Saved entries
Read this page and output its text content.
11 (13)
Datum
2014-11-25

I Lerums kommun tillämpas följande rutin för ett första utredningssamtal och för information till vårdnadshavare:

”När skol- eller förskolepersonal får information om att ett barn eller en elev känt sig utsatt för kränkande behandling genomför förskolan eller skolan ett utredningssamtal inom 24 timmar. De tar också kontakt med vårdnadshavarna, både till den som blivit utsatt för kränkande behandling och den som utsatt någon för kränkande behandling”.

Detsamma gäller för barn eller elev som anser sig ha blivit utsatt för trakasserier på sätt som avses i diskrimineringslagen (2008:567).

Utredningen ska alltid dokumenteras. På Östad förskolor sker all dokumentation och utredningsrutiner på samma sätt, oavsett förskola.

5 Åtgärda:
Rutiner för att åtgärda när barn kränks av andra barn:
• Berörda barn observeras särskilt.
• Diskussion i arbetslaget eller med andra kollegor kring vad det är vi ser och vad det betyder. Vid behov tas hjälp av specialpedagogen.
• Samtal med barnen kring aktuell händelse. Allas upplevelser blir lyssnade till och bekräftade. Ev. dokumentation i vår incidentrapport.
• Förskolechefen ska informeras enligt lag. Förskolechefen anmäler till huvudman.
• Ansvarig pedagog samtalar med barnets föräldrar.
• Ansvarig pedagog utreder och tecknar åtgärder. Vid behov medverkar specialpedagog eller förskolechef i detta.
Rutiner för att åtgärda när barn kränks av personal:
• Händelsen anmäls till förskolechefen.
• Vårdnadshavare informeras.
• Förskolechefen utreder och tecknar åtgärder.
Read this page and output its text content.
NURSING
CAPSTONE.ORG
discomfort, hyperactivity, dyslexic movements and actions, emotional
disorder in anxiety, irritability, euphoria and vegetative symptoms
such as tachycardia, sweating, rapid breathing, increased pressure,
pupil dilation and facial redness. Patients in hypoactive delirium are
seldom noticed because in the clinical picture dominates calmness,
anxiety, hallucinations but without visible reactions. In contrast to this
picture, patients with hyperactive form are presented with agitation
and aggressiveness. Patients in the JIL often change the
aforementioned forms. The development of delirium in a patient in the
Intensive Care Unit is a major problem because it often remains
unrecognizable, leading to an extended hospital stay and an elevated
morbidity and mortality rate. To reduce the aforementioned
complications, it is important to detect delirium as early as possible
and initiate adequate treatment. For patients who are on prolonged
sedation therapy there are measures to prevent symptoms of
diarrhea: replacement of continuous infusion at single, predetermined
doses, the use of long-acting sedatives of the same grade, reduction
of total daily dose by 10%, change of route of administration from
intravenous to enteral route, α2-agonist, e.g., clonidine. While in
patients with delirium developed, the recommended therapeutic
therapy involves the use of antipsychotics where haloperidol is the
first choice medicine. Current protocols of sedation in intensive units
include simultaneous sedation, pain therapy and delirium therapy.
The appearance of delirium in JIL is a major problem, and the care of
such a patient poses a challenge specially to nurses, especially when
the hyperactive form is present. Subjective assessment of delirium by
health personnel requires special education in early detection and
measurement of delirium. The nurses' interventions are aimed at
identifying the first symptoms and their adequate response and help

* DIRECTIONS FOR THIS TASK
The lines above should be printed again, exactly as they are.

* RESULT OF THE TASK
Read this page and output its text content.
11 (13)
Datum
2014-11-25

I Lerums kommun tillämpas följande rutin för ett första utredningssamtal och för information till vårdnadshavare:

”När skol- eller förskolepersonal får information om att ett barn eller en elev känt sig utsatt för kränkande behandling genomför förskolan eller skolan ett utredningssamtal inom 24 timmar. De tar också kontakt med vårdnadshavarna, både till den som blivit utsatt för kränkande behandling och den som utsatt någon för kränkande behandling”.

Detsamma gäller för barn eller elev som anser sig ha blivit utsatt för trakasserier på sätt som avses i diskrimineringslagen (2008:567).

Utredningen ska alltid dokumenteras. På Östad förskolor sker all dokumentation och utredningsrutiner på samma sätt, oavsett förskola.

5 Åtgärda:
Rutiner för att åtgärda när barn kränks av andra barn:
• Berörda barn observeras särskilt.
• Diskussion i arbetslaget eller med andra kollegor kring vad det är vi ser och vad det betyder. Vid behov tas hjälp av specialpedagogen.
• Samtal med barnen kring aktuell händelse. Allas upplevelser blir lyssnade till och bekräftade. Ev. dokumentation i vår incidentrapport.
• Förskolechefen ska informeras enligt lag. Förskolechefen anmäler till huvudman.
• Ansvarig pedagog samtalar med barnets föräldrar.
• Ansvarig pedagog utreder och tecknar åtgärder. Vid behov medverkar specialpedagog eller förskolechef i detta.
Rutiner för att åtgärda när barn kränks av personal:
• Händelsen anmäls till förskolechefen.
• Vårdnadshavare informeras.
• Förskolechefen utreder och tecknar åtgärder.
Read this page and output its text content.
NURSING
CAPSTONE.ORG
discomfort, hyperactivity, dyslexic movements and actions, emotional
disorder in anxiety, irritability, euphoria and vegetative symptoms
such as tachycardia, sweating, rapid breathing, increased pressure,
pupil dilation and facial redness. Patients in hypoactive delirium are
seldom noticed because in the clinical picture dominates calmness,
anxiety, hallucinations but without visible reactions. In contrast to this
picture, patients with hyperactive form are presented with agitation
and aggressiveness. Patients in the JIL often change the
aforementioned forms. The development of delirium in a patient in the
Intensive Care Unit is a major problem because it often remains
unrecognizable, leading to an extended hospital stay and an elevated
morbidity and mortality rate. To reduce the aforementioned
complications, it is important to detect delirium as early as possible
and initiate adequate treatment. For patients who are on prolonged
sedation therapy there are measures to prevent symptoms of
diarrhea: replacement of continuous infusion at single, predetermined
doses, the use of long-acting sedatives of the same grade, reduction
of total daily dose by 10%, change of route of administration from
intravenous to enteral route, α2-agonist, e.g., clonidine. While in
patients with delirium developed, the recommended therapeutic
therapy involves the use of antipsychotics where haloperidol is the
first choice medicine. Current protocols of sedation in intensive units
include simultaneous sedation, pain therapy and delirium therapy.
The appearance of delirium in JIL is a major problem, and the care of
such a patient poses a challenge specially to nurses, especially when
the hyperactive form is present. Subjective assessment of delirium by
health personnel requires special education in early detection and
measurement of delirium. The nurses' interventions are aimed at
identifying the first symptoms and their adequate response and help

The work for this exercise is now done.